[Data records]
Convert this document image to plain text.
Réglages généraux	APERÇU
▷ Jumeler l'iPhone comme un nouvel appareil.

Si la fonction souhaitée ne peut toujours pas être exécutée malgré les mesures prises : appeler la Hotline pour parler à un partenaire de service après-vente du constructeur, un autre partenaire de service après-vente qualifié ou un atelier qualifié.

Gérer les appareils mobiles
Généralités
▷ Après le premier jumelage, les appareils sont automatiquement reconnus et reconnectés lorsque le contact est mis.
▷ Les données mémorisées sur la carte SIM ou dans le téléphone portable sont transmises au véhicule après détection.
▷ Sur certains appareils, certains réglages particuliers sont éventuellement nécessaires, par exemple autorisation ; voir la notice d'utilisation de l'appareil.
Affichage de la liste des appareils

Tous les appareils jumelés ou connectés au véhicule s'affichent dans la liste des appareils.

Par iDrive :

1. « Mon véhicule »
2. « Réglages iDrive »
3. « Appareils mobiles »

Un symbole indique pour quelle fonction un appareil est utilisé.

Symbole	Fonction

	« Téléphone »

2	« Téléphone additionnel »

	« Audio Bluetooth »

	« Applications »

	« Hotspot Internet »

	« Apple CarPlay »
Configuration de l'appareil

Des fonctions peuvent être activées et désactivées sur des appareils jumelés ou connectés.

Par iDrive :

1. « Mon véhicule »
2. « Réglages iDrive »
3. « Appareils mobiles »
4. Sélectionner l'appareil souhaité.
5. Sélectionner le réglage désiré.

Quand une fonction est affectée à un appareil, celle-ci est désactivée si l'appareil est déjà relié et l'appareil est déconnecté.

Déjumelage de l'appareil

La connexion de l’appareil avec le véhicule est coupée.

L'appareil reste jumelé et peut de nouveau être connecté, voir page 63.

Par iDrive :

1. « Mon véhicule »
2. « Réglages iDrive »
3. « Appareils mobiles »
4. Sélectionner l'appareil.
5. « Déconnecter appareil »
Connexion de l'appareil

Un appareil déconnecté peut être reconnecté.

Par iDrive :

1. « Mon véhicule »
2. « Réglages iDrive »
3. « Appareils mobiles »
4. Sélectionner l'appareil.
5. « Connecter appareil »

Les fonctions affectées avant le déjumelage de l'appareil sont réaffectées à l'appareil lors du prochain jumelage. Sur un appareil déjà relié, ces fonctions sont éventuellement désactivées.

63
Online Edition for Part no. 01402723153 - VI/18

**Your objective:**
Scan the entries above for the word "voir" and collect each line holding it.

**Exercise solution:**
▷ Sur certains appareils, certains réglages particuliers sont éventuellement nécessaires, par exemple autorisation ; voir la notice d'utilisation de l'appareil.
L'appareil reste jumelé et peut de nouveau être connecté, voir page 63.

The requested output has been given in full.